++++ TEXT ++++

In its February 23, 2009 opinion section the Clarion-Ledger refers to a pending U.S. Supreme Court case out of West Virginia that involves whether an elected judge must recuse himself/ herself from cases involving one of the judge’s political contributors. Here is the editorial.

The case is straight out of John Grisham’s The Appeal. A defendant lost a $50 million verdict, appealed and contributed $3 million to a supreme court candidate while the appeal was pending. The candidate won, refused to recuse himself from the contributor’s case and voted to overturn the verdict. The Ledger states:

Mississippi’s current quagmire of judicial corruption cases – interposed against a decade of tort reform battles that have pitted big spending trial lawyers against bigger spending business and medical interests in judicial elections – will focus much attention on the high court decision in the West Virginia case.

Regardless if the contributions come from attorneys arguing cases before the judge or from business/medical interests whose assets are at risk in cases, concerns about impartial judges are real.

The Ledger lays all this out and then does not take a position on what should be done.

It will be a crying shame if the Supreme Court does not find a constitutional violation when judges decide cases involving large campaign contributors. In federal court non-elected judges recuse themselves from cases involving companies whose stock the judge owns. Similar rules should apply to state court cases when there is any concern of impartiality, such as large campaign contributions.

I would like to see two things in Mississippi to return the public faith in the judiciary and legal system:

  1. an appointed judiciary system; and
  2. rules prohibiting the hiring or association of an attorney on a case because of a perceived personal relationship between the attorney and the judge.

The first proposal would have to involve the legislature. But the second proposal could be imposed by the Mississippi Supreme Court by adding a rule to the Mississippi Rules of Professional Conduct.

++++

Reproduce the text on judicial recusal from "Regardless if the" up to and including "large campaign contributions.", switching "crying shame" to "great pity". The data can be left aside.

++++ SOURCE MATERIAL ++++

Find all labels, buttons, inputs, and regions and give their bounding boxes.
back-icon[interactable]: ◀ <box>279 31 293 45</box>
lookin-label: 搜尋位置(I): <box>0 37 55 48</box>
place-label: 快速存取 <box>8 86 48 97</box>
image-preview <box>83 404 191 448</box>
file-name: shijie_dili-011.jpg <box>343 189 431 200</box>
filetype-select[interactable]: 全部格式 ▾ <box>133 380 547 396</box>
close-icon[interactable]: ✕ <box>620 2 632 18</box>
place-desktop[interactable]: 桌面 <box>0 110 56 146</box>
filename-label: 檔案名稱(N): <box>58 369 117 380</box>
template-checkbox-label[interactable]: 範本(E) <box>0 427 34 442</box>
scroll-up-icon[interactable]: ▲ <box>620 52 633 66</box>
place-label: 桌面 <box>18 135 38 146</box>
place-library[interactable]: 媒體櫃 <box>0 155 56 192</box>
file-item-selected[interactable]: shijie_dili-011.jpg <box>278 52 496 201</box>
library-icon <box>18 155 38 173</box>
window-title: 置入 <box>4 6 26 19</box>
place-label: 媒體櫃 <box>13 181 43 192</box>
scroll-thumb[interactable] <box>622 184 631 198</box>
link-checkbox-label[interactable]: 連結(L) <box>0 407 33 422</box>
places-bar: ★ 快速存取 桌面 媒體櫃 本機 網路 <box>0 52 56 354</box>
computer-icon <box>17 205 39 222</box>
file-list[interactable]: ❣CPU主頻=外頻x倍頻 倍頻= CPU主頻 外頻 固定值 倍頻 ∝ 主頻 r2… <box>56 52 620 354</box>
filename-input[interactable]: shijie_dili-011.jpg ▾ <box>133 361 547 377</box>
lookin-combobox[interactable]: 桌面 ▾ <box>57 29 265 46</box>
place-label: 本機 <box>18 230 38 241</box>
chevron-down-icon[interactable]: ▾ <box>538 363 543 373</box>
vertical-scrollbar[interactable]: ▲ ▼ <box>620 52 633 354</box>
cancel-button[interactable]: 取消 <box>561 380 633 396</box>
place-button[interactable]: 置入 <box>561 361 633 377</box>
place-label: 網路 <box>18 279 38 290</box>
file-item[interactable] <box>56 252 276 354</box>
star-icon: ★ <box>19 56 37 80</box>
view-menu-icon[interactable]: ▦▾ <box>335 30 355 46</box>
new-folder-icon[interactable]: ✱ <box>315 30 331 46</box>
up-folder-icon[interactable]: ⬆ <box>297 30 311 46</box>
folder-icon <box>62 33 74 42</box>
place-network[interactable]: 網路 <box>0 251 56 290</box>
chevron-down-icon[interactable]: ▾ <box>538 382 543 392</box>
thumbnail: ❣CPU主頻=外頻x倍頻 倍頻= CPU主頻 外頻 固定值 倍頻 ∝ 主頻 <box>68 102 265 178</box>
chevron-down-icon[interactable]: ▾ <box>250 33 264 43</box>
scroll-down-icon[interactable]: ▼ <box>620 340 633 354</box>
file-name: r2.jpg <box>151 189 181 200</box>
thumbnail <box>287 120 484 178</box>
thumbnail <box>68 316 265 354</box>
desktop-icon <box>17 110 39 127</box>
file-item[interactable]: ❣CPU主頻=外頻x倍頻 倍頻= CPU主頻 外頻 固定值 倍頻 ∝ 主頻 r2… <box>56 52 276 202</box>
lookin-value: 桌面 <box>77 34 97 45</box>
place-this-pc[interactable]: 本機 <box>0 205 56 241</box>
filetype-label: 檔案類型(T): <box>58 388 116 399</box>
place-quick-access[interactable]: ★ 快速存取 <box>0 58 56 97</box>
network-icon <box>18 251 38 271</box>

++++

■ WORKED SOLUTION ■
Regardless if the contributions come from attorneys arguing cases before the judge or from business/medical interests whose assets are at risk in cases, concerns about impartial judges are real.

The Ledger lays all this out and then does not take a position on what should be done.

It will be a great pity if the Supreme Court does not find a constitutional violation when judges decide cases involving large campaign contributors. In federal court non-elected judges recuse themselves from cases involving companies whose stock the judge owns. Similar rules should apply to state court cases when there is any concern of impartiality, such as large campaign contributions.